(YOUR TASK) Without the pictures, print each of the records below exactly as it appears.

(GIVEN INFORMATION)

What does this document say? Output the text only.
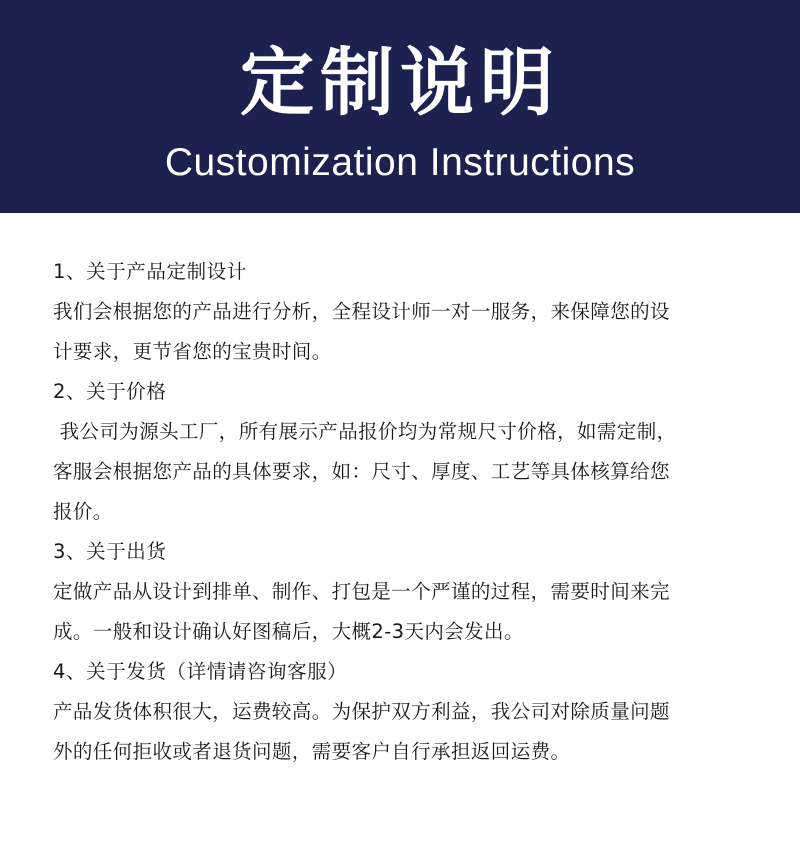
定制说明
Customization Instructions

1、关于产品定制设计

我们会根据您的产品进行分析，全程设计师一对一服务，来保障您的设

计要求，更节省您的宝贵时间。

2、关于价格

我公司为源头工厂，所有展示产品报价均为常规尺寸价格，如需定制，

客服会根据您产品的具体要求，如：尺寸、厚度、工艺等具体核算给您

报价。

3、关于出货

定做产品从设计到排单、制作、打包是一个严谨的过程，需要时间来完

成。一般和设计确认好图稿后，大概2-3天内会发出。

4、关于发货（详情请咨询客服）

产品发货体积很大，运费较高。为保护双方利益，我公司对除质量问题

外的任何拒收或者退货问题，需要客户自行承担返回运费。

(WRITTEN ANSWER)
What does this document say? Output the text only.
定制说明
Customization Instructions

1、关于产品定制设计

我们会根据您的产品进行分析，全程设计师一对一服务，来保障您的设

计要求，更节省您的宝贵时间。

2、关于价格

我公司为源头工厂，所有展示产品报价均为常规尺寸价格，如需定制，

客服会根据您产品的具体要求，如：尺寸、厚度、工艺等具体核算给您

报价。

3、关于出货

定做产品从设计到排单、制作、打包是一个严谨的过程，需要时间来完

成。一般和设计确认好图稿后，大概2-3天内会发出。

4、关于发货（详情请咨询客服）

产品发货体积很大，运费较高。为保护双方利益，我公司对除质量问题

外的任何拒收或者退货问题，需要客户自行承担返回运费。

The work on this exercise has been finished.